Goal of the exercise
Could every line of the data be printed exactly as it reads?

## BEGIN Material provided

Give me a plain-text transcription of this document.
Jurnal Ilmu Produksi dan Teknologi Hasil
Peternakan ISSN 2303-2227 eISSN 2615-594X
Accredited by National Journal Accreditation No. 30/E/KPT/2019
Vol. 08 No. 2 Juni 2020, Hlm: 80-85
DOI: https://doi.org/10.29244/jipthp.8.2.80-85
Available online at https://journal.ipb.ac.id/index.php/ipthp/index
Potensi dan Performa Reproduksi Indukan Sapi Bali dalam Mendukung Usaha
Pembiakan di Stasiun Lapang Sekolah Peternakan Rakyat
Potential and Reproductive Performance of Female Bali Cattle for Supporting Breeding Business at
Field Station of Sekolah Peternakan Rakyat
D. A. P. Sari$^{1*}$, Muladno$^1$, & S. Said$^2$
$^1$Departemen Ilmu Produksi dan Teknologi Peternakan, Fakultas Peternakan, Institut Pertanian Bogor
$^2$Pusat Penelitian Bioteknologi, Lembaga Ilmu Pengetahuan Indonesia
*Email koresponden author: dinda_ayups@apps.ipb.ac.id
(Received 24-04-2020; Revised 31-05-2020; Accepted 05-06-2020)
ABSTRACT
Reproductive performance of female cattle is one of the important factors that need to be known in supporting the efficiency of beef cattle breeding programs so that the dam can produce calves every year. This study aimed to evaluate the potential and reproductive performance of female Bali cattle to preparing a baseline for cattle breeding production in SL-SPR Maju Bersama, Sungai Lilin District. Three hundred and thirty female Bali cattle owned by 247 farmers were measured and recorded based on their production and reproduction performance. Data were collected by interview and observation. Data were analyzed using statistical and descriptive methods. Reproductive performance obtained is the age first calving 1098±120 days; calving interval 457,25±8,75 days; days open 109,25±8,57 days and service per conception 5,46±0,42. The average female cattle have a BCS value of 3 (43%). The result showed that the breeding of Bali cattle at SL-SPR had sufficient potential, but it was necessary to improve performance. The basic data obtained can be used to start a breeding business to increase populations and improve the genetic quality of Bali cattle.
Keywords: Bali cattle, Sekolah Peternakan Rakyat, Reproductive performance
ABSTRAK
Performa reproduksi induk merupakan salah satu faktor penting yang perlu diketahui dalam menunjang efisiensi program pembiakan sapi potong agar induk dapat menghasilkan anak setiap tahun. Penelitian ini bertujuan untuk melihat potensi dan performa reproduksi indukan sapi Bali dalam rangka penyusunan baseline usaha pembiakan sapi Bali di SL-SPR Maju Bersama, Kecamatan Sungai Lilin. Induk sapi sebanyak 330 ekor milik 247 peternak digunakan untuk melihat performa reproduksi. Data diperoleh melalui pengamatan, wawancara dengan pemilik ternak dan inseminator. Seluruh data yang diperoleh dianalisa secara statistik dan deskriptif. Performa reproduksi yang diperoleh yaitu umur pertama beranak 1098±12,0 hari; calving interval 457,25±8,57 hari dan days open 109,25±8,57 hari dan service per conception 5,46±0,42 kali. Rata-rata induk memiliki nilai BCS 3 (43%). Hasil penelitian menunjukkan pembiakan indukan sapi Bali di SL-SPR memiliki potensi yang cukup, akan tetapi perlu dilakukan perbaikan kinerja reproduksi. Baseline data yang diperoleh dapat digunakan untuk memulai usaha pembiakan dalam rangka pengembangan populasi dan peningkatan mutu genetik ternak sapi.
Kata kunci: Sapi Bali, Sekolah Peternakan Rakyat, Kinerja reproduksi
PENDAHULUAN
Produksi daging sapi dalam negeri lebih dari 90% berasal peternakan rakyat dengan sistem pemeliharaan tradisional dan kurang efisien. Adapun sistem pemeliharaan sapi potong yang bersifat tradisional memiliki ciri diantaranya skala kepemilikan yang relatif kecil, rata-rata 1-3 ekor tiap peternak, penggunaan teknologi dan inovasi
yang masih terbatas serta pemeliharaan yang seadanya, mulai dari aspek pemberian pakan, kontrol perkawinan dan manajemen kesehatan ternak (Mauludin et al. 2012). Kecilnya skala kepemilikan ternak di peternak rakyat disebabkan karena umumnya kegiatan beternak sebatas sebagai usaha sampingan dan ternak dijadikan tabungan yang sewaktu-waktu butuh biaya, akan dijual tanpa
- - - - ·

## END Material provided

Answer to this problem
Give me a plain-text transcription of this document.
Jurnal Ilmu Produksi dan Teknologi Hasil
Peternakan ISSN 2303-2227 eISSN 2615-594X
Accredited by National Journal Accreditation No. 30/E/KPT/2019
Vol. 08 No. 2 Juni 2020, Hlm: 80-85
DOI: https://doi.org/10.29244/jipthp.8.2.80-85
Available online at https://journal.ipb.ac.id/index.php/ipthp/index
Potensi dan Performa Reproduksi Indukan Sapi Bali dalam Mendukung Usaha
Pembiakan di Stasiun Lapang Sekolah Peternakan Rakyat
Potential and Reproductive Performance of Female Bali Cattle for Supporting Breeding Business at
Field Station of Sekolah Peternakan Rakyat
D. A. P. Sari$^{1*}$, Muladno$^1$, & S. Said$^2$
$^1$Departemen Ilmu Produksi dan Teknologi Peternakan, Fakultas Peternakan, Institut Pertanian Bogor
$^2$Pusat Penelitian Bioteknologi, Lembaga Ilmu Pengetahuan Indonesia
*Email koresponden author: dinda_ayups@apps.ipb.ac.id
(Received 24-04-2020; Revised 31-05-2020; Accepted 05-06-2020)
ABSTRACT
Reproductive performance of female cattle is one of the important factors that need to be known in supporting the efficiency of beef cattle breeding programs so that the dam can produce calves every year. This study aimed to evaluate the potential and reproductive performance of female Bali cattle to preparing a baseline for cattle breeding production in SL-SPR Maju Bersama, Sungai Lilin District. Three hundred and thirty female Bali cattle owned by 247 farmers were measured and recorded based on their production and reproduction performance. Data were collected by interview and observation. Data were analyzed using statistical and descriptive methods. Reproductive performance obtained is the age first calving 1098±120 days; calving interval 457,25±8,75 days; days open 109,25±8,57 days and service per conception 5,46±0,42. The average female cattle have a BCS value of 3 (43%). The result showed that the breeding of Bali cattle at SL-SPR had sufficient potential, but it was necessary to improve performance. The basic data obtained can be used to start a breeding business to increase populations and improve the genetic quality of Bali cattle.
Keywords: Bali cattle, Sekolah Peternakan Rakyat, Reproductive performance
ABSTRAK
Performa reproduksi induk merupakan salah satu faktor penting yang perlu diketahui dalam menunjang efisiensi program pembiakan sapi potong agar induk dapat menghasilkan anak setiap tahun. Penelitian ini bertujuan untuk melihat potensi dan performa reproduksi indukan sapi Bali dalam rangka penyusunan baseline usaha pembiakan sapi Bali di SL-SPR Maju Bersama, Kecamatan Sungai Lilin. Induk sapi sebanyak 330 ekor milik 247 peternak digunakan untuk melihat performa reproduksi. Data diperoleh melalui pengamatan, wawancara dengan pemilik ternak dan inseminator. Seluruh data yang diperoleh dianalisa secara statistik dan deskriptif. Performa reproduksi yang diperoleh yaitu umur pertama beranak 1098±12,0 hari; calving interval 457,25±8,57 hari dan days open 109,25±8,57 hari dan service per conception 5,46±0,42 kali. Rata-rata induk memiliki nilai BCS 3 (43%). Hasil penelitian menunjukkan pembiakan indukan sapi Bali di SL-SPR memiliki potensi yang cukup, akan tetapi perlu dilakukan perbaikan kinerja reproduksi. Baseline data yang diperoleh dapat digunakan untuk memulai usaha pembiakan dalam rangka pengembangan populasi dan peningkatan mutu genetik ternak sapi.
Kata kunci: Sapi Bali, Sekolah Peternakan Rakyat, Kinerja reproduksi
PENDAHULUAN
Produksi daging sapi dalam negeri lebih dari 90% berasal peternakan rakyat dengan sistem pemeliharaan tradisional dan kurang efisien. Adapun sistem pemeliharaan sapi potong yang bersifat tradisional memiliki ciri diantaranya skala kepemilikan yang relatif kecil, rata-rata 1-3 ekor tiap peternak, penggunaan teknologi dan inovasi
yang masih terbatas serta pemeliharaan yang seadanya, mulai dari aspek pemberian pakan, kontrol perkawinan dan manajemen kesehatan ternak (Mauludin et al. 2012). Kecilnya skala kepemilikan ternak di peternak rakyat disebabkan karena umumnya kegiatan beternak sebatas sebagai usaha sampingan dan ternak dijadikan tabungan yang sewaktu-waktu butuh biaya, akan dijual tanpa
- - - - ·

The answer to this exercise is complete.